WHAT NEEDS TO BE DONE ▸
Find each line with the word "optical" and copy it.

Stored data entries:

>> BEGIN

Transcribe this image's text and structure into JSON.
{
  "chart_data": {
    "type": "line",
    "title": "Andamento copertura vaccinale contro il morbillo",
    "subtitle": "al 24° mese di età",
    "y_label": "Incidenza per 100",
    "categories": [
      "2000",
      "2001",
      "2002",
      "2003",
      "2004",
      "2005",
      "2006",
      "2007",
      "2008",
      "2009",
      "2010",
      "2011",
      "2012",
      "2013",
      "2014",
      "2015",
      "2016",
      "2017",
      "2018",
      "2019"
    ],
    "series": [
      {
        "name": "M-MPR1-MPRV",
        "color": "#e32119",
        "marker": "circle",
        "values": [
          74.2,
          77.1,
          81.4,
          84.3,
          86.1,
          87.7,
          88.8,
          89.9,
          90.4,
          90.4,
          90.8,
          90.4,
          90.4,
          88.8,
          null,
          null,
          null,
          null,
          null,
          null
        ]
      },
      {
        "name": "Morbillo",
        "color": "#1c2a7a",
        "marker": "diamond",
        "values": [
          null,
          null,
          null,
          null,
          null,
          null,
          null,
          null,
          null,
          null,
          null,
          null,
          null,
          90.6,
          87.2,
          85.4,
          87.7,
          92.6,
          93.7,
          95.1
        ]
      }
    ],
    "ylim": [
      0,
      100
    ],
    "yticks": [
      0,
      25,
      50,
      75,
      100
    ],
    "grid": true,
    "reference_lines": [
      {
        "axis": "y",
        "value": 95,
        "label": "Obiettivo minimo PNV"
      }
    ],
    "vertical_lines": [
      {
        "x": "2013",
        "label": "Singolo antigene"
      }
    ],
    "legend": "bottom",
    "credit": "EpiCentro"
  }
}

>> END
>> BEGIN

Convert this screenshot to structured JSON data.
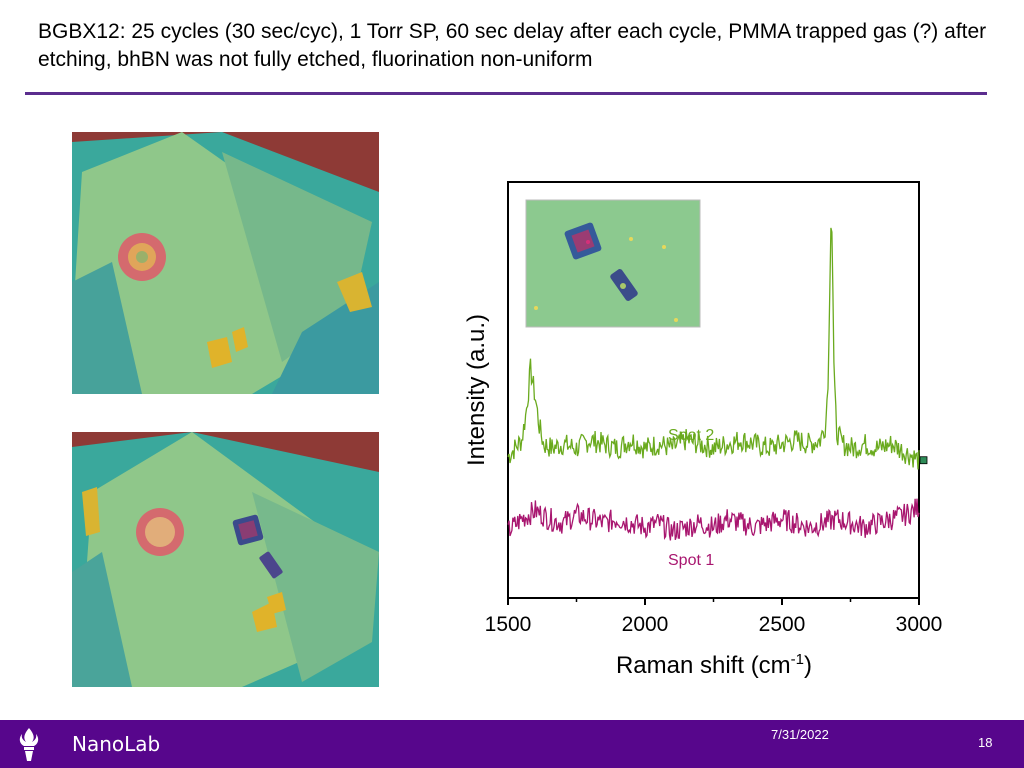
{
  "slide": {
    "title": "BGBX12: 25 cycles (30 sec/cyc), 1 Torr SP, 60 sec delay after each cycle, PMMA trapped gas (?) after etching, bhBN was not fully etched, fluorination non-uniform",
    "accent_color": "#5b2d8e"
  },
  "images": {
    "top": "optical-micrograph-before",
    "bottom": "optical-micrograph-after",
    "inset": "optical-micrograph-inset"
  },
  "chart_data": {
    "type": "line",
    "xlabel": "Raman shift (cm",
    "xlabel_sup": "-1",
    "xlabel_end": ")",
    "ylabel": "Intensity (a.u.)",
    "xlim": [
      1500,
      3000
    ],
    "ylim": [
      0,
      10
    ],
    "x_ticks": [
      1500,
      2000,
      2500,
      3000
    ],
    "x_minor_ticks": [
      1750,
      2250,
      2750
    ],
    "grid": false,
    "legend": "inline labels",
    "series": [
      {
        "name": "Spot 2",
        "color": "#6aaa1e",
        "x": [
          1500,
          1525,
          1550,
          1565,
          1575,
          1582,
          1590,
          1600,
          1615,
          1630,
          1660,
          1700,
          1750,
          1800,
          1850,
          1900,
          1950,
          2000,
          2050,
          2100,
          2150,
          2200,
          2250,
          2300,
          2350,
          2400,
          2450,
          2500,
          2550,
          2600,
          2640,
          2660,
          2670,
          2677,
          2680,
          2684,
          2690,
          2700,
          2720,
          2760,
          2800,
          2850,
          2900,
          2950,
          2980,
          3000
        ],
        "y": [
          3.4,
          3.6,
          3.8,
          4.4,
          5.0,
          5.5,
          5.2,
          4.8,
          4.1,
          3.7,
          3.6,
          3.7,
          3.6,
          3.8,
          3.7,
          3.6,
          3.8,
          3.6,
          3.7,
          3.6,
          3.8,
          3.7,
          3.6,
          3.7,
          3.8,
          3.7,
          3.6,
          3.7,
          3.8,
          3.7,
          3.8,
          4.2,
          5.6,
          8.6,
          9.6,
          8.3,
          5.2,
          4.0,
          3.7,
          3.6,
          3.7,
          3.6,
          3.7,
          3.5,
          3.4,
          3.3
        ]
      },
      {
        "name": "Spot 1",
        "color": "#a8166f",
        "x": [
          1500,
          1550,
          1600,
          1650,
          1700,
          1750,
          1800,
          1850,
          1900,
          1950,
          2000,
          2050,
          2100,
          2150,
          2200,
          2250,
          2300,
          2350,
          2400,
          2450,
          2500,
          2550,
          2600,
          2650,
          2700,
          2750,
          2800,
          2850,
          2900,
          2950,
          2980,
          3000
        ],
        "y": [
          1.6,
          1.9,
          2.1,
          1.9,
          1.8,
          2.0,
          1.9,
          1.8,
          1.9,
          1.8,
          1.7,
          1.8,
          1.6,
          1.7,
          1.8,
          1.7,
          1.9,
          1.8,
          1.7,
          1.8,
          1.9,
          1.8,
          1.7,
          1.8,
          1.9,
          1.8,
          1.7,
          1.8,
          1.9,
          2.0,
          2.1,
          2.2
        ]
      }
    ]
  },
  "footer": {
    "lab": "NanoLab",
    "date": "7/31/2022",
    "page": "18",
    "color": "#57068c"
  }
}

>> END

EXERCISE ANSWER ▸
    "top": "optical-micrograph-before",
    "bottom": "optical-micrograph-after",
    "inset": "optical-micrograph-inset"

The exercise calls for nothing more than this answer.